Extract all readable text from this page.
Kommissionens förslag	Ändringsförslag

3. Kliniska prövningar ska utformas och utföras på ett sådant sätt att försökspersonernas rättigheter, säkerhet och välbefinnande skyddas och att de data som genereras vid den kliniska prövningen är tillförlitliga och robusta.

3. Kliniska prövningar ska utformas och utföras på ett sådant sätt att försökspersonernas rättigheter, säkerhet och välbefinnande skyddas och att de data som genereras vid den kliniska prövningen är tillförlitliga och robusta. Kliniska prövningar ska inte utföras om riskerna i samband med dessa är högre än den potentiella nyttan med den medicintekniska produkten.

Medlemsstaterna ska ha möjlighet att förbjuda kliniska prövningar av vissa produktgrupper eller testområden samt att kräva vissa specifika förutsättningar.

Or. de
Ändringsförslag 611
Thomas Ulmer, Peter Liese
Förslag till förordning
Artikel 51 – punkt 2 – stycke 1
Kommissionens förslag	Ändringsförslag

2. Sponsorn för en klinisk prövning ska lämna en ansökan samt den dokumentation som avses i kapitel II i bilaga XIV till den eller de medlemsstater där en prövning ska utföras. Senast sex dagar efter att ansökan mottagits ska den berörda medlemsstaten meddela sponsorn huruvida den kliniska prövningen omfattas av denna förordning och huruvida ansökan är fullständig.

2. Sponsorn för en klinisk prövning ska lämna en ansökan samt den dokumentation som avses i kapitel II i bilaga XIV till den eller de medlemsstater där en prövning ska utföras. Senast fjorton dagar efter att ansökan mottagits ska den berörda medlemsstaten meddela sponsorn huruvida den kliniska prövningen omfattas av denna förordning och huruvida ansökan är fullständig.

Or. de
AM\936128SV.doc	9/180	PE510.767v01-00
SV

══════════════════════════════

What you should do: Reproduce the listing shown above in its entirety, exactly.

Written reply:
Extract all readable text from this page.
Kommissionens förslag	Ändringsförslag

3. Kliniska prövningar ska utformas och utföras på ett sådant sätt att försökspersonernas rättigheter, säkerhet och välbefinnande skyddas och att de data som genereras vid den kliniska prövningen är tillförlitliga och robusta.

3. Kliniska prövningar ska utformas och utföras på ett sådant sätt att försökspersonernas rättigheter, säkerhet och välbefinnande skyddas och att de data som genereras vid den kliniska prövningen är tillförlitliga och robusta. Kliniska prövningar ska inte utföras om riskerna i samband med dessa är högre än den potentiella nyttan med den medicintekniska produkten.

Medlemsstaterna ska ha möjlighet att förbjuda kliniska prövningar av vissa produktgrupper eller testområden samt att kräva vissa specifika förutsättningar.

Or. de
Ändringsförslag 611
Thomas Ulmer, Peter Liese
Förslag till förordning
Artikel 51 – punkt 2 – stycke 1
Kommissionens förslag	Ändringsförslag

2. Sponsorn för en klinisk prövning ska lämna en ansökan samt den dokumentation som avses i kapitel II i bilaga XIV till den eller de medlemsstater där en prövning ska utföras. Senast sex dagar efter att ansökan mottagits ska den berörda medlemsstaten meddela sponsorn huruvida den kliniska prövningen omfattas av denna förordning och huruvida ansökan är fullständig.

2. Sponsorn för en klinisk prövning ska lämna en ansökan samt den dokumentation som avses i kapitel II i bilaga XIV till den eller de medlemsstater där en prövning ska utföras. Senast fjorton dagar efter att ansökan mottagits ska den berörda medlemsstaten meddela sponsorn huruvida den kliniska prövningen omfattas av denna förordning och huruvida ansökan är fullständig.

Or. de
AM\936128SV.doc	9/180	PE510.767v01-00
SV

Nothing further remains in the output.